#### Given instruction:
Extract the line that contains "Serialize everything readable" and every line after it to the end of the records below, exactly as written and nothing else.

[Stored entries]
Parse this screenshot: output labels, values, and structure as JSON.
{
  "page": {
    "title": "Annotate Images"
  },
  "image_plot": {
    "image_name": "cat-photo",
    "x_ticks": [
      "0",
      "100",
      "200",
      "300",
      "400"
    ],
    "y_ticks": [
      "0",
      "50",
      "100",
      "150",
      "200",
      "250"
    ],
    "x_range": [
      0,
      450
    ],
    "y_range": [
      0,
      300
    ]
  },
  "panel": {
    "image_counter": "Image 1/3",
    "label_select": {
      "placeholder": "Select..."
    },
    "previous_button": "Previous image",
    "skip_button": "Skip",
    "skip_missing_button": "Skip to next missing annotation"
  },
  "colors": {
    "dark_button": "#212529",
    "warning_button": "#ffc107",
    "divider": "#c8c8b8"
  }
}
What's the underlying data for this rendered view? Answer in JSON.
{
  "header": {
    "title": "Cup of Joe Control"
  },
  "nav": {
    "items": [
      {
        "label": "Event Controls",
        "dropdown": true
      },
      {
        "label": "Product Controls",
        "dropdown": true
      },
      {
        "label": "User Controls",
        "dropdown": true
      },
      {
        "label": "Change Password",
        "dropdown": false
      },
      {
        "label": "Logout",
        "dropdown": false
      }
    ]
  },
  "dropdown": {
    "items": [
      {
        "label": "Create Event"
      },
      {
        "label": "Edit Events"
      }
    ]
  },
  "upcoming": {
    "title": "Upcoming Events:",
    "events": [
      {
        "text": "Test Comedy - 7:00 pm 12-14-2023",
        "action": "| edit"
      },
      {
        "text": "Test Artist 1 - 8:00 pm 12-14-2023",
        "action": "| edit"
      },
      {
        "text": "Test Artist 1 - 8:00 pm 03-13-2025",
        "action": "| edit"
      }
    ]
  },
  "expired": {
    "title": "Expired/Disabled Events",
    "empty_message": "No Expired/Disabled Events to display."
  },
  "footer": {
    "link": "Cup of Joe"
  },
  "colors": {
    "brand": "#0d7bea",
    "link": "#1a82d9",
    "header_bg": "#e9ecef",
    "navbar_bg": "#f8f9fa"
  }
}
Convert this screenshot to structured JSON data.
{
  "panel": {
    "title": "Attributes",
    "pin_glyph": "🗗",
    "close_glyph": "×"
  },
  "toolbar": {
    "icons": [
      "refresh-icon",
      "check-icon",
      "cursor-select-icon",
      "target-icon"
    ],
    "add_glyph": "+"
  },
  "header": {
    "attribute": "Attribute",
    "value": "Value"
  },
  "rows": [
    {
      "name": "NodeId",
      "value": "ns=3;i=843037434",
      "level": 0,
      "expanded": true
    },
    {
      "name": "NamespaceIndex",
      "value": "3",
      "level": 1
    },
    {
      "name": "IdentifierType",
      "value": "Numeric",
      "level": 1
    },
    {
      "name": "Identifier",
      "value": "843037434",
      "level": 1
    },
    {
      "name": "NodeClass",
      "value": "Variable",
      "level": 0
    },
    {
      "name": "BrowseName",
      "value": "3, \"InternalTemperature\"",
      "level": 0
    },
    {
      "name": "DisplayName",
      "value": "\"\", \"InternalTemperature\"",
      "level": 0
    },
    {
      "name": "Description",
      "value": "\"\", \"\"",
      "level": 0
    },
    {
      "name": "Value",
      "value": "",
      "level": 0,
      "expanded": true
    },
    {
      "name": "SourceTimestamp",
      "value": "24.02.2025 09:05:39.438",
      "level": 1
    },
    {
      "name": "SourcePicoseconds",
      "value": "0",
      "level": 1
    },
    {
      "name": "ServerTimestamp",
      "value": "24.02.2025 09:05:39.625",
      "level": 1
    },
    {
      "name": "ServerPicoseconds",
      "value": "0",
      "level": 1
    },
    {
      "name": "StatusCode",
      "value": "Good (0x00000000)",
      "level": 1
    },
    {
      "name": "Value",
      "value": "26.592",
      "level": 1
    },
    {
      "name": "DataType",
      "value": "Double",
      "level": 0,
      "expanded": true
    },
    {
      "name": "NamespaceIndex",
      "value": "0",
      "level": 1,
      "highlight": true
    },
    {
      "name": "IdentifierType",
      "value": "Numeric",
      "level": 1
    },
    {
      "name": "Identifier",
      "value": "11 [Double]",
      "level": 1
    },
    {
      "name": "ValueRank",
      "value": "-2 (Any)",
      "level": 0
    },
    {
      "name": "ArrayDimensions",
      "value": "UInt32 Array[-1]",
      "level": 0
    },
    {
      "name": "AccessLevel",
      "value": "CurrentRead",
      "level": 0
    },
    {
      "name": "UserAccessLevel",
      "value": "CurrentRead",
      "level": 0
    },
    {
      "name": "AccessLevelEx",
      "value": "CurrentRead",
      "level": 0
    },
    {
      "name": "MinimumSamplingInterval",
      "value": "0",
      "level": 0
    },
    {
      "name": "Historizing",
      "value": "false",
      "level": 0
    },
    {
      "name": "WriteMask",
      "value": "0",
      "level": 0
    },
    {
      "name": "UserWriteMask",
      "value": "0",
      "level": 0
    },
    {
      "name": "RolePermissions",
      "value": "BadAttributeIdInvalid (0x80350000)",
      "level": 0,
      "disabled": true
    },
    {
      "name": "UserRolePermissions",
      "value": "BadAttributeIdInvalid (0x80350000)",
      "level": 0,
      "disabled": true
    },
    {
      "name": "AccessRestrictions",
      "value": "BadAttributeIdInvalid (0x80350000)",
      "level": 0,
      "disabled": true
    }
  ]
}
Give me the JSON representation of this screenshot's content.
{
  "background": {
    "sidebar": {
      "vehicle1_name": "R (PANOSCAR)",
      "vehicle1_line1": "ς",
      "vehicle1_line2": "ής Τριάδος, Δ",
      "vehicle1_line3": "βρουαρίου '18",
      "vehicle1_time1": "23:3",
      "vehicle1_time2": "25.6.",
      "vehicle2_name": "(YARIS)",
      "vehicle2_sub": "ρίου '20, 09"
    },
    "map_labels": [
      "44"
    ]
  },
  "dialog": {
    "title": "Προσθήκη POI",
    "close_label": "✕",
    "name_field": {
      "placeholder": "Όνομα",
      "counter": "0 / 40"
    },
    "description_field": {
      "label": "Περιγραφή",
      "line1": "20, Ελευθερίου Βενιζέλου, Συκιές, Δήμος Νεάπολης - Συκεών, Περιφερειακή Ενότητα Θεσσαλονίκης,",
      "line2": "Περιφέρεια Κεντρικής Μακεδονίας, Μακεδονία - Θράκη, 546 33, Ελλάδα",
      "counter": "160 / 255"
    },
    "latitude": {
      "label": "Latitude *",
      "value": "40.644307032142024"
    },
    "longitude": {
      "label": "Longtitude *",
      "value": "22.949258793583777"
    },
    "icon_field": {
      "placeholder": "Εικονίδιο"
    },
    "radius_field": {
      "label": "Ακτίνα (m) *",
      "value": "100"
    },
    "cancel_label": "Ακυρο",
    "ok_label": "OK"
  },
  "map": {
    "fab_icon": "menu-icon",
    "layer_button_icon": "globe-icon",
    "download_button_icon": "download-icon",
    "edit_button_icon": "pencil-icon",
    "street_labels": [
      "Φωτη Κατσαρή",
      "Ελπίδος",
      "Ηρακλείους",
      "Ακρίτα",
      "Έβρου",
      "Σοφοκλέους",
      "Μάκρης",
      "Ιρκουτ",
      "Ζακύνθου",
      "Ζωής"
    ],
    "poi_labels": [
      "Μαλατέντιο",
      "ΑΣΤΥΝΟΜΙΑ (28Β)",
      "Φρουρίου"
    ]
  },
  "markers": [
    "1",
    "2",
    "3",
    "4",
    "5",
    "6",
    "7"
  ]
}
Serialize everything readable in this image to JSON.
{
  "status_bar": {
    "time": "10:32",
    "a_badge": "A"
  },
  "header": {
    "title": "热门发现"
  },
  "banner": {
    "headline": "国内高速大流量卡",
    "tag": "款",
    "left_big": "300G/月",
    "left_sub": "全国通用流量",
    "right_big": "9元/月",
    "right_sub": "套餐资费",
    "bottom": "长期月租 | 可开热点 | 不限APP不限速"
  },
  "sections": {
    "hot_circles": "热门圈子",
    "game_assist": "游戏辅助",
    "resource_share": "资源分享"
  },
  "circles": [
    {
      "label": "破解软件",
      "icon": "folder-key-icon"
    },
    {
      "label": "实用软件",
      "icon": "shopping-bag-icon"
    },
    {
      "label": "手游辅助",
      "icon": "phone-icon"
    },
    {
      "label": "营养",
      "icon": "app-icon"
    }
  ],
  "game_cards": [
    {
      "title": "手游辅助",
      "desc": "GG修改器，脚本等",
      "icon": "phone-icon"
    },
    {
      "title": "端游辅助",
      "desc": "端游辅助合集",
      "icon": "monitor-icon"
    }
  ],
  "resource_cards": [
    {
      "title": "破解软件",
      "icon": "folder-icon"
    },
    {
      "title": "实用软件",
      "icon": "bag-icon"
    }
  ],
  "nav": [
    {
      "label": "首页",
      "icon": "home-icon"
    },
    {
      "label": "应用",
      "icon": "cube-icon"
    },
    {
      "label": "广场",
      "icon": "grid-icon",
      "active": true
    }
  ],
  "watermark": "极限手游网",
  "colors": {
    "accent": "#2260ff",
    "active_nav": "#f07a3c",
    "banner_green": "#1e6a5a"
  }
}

#### The reply:
Serialize everything readable in this image to JSON.
{
  "status_bar": {
    "time": "10:32",
    "a_badge": "A"
  },
  "header": {
    "title": "热门发现"
  },
  "banner": {
    "headline": "国内高速大流量卡",
    "tag": "款",
    "left_big": "300G/月",
    "left_sub": "全国通用流量",
    "right_big": "9元/月",
    "right_sub": "套餐资费",
    "bottom": "长期月租 | 可开热点 | 不限APP不限速"
  },
  "sections": {
    "hot_circles": "热门圈子",
    "game_assist": "游戏辅助",
    "resource_share": "资源分享"
  },
  "circles": [
    {
      "label": "破解软件",
      "icon": "folder-key-icon"
    },
    {
      "label": "实用软件",
      "icon": "shopping-bag-icon"
    },
    {
      "label": "手游辅助",
      "icon": "phone-icon"
    },
    {
      "label": "营养",
      "icon": "app-icon"
    }
  ],
  "game_cards": [
    {
      "title": "手游辅助",
      "desc": "GG修改器，脚本等",
      "icon": "phone-icon"
    },
    {
      "title": "端游辅助",
      "desc": "端游辅助合集",
      "icon": "monitor-icon"
    }
  ],
  "resource_cards": [
    {
      "title": "破解软件",
      "icon": "folder-icon"
    },
    {
      "title": "实用软件",
      "icon": "bag-icon"
    }
  ],
  "nav": [
    {
      "label": "首页",
      "icon": "home-icon"
    },
    {
      "label": "应用",
      "icon": "cube-icon"
    },
    {
      "label": "广场",
      "icon": "grid-icon",
      "active": true
    }
  ],
  "watermark": "极限手游网",
  "colors": {
    "accent": "#2260ff",
    "active_nav": "#f07a3c",
    "banner_green": "#1e6a5a"
  }
}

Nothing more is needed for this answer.